- [Goal]:
Locate the lines where "달맞이꽃추출물" occurs and copy them as they stand.

■ ■ ■ ■

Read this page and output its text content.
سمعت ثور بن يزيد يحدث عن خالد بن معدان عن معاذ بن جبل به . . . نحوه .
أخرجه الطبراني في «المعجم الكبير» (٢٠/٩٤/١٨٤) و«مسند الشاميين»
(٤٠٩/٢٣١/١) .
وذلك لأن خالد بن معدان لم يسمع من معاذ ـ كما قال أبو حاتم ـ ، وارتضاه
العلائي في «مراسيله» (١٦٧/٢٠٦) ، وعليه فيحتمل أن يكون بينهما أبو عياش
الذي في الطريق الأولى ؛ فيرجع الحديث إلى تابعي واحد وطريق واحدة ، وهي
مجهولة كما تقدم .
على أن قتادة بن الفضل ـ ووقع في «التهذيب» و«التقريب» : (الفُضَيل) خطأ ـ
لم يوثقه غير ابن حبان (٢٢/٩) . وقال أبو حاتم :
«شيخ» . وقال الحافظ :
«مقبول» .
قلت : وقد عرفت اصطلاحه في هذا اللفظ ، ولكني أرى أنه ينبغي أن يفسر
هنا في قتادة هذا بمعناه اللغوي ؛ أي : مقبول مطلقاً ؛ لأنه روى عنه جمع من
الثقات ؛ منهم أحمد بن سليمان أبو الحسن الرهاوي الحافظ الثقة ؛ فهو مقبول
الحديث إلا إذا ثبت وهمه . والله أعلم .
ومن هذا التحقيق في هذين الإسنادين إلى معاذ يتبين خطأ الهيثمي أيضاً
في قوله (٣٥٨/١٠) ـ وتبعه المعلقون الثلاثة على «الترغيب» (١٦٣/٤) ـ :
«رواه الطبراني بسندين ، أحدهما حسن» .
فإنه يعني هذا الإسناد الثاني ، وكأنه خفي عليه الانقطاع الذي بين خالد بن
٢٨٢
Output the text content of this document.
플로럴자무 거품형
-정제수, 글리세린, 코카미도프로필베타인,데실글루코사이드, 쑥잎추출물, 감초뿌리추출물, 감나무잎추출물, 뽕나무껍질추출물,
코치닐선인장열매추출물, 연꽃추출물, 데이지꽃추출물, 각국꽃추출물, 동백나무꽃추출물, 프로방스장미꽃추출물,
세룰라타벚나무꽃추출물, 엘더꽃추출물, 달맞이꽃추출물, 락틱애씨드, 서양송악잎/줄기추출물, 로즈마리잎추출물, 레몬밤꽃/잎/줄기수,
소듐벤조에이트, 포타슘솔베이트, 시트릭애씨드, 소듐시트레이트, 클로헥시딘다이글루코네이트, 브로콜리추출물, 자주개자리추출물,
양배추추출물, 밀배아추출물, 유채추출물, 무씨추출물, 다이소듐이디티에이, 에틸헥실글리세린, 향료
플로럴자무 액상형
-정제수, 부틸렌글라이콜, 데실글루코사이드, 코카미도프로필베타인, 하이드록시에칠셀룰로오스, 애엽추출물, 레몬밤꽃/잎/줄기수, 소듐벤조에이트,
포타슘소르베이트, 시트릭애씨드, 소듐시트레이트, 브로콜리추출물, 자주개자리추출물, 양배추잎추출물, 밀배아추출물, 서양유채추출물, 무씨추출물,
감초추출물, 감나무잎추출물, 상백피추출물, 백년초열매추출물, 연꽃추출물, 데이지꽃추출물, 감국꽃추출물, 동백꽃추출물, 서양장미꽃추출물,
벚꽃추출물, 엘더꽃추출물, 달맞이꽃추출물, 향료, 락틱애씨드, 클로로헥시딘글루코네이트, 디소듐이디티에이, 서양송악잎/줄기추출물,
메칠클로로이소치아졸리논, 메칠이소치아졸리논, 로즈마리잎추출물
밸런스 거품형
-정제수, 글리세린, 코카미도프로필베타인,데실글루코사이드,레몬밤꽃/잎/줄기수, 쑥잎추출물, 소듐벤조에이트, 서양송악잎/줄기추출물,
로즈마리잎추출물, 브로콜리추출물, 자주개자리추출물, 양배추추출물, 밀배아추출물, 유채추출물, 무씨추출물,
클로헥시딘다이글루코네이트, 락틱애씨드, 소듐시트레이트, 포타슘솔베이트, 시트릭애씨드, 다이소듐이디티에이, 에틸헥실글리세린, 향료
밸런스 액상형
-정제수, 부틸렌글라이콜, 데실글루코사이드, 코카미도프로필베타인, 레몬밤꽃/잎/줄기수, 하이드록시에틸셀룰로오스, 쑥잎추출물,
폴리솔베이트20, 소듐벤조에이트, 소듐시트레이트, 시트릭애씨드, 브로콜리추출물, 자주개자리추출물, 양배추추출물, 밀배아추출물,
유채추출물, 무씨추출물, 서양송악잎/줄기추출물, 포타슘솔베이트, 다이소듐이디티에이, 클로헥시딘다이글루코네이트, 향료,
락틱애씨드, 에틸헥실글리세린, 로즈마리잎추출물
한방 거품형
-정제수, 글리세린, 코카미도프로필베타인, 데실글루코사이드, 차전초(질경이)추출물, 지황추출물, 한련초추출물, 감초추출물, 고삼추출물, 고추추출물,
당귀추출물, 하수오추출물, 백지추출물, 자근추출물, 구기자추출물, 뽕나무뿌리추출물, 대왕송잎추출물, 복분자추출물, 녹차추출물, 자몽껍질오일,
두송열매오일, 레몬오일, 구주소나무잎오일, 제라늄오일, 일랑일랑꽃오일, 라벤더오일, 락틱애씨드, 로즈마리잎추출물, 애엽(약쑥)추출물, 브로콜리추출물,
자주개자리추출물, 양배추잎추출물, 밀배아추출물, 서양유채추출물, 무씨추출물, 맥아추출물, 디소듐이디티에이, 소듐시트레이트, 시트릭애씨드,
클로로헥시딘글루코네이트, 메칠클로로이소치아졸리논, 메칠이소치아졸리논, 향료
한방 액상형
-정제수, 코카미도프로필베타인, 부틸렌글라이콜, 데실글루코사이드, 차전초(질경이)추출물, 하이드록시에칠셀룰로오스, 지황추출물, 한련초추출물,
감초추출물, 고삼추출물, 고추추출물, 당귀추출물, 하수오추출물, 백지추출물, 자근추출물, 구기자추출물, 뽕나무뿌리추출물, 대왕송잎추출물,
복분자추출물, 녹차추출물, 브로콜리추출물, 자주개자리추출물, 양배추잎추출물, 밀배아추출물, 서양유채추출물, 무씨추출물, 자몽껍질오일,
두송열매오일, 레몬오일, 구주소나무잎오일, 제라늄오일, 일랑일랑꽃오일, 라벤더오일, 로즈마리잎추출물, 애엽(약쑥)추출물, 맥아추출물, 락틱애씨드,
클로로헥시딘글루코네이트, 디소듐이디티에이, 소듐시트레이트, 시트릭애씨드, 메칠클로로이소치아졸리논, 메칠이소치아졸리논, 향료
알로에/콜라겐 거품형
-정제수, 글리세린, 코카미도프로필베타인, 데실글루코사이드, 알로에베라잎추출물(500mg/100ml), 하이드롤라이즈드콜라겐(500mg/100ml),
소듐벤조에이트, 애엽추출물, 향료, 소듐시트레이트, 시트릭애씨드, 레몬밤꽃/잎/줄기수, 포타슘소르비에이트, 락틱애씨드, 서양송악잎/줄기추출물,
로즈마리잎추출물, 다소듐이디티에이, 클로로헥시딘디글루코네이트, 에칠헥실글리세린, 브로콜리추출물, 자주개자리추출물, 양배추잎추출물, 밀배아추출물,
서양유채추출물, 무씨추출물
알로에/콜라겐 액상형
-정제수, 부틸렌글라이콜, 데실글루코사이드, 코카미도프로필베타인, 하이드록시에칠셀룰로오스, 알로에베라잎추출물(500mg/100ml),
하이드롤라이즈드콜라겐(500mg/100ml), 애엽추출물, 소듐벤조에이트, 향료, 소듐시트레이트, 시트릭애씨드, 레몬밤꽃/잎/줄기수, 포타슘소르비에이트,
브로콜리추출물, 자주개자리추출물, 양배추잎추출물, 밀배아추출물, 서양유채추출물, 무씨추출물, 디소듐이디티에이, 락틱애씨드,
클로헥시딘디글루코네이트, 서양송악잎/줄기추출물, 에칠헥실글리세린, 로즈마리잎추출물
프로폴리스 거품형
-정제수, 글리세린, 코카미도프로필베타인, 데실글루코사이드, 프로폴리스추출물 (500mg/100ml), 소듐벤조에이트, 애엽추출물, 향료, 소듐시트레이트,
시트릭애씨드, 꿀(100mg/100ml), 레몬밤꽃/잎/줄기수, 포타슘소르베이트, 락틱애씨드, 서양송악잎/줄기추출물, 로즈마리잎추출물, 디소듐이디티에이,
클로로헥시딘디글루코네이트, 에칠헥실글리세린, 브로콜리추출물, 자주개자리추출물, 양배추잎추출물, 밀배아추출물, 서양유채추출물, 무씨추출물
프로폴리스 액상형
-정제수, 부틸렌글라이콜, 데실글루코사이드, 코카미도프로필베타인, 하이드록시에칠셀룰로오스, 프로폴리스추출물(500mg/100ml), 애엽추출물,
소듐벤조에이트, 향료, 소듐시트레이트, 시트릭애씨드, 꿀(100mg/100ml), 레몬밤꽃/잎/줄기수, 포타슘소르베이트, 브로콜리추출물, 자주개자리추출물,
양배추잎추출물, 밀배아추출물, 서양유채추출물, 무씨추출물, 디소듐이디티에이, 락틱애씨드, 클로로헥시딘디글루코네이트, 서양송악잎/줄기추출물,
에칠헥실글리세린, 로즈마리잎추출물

■ ■ ■ ■

- [Answer]:
세룰라타벚나무꽃추출물, 엘더꽃추출물, 달맞이꽃추출물, 락틱애씨드, 서양송악잎/줄기추출물, 로즈마리잎추출물, 레몬밤꽃/잎/줄기수,
벚꽃추출물, 엘더꽃추출물, 달맞이꽃추출물, 향료, 락틱애씨드, 클로로헥시딘글루코네이트, 디소듐이디티에이, 서양송악잎/줄기추출물,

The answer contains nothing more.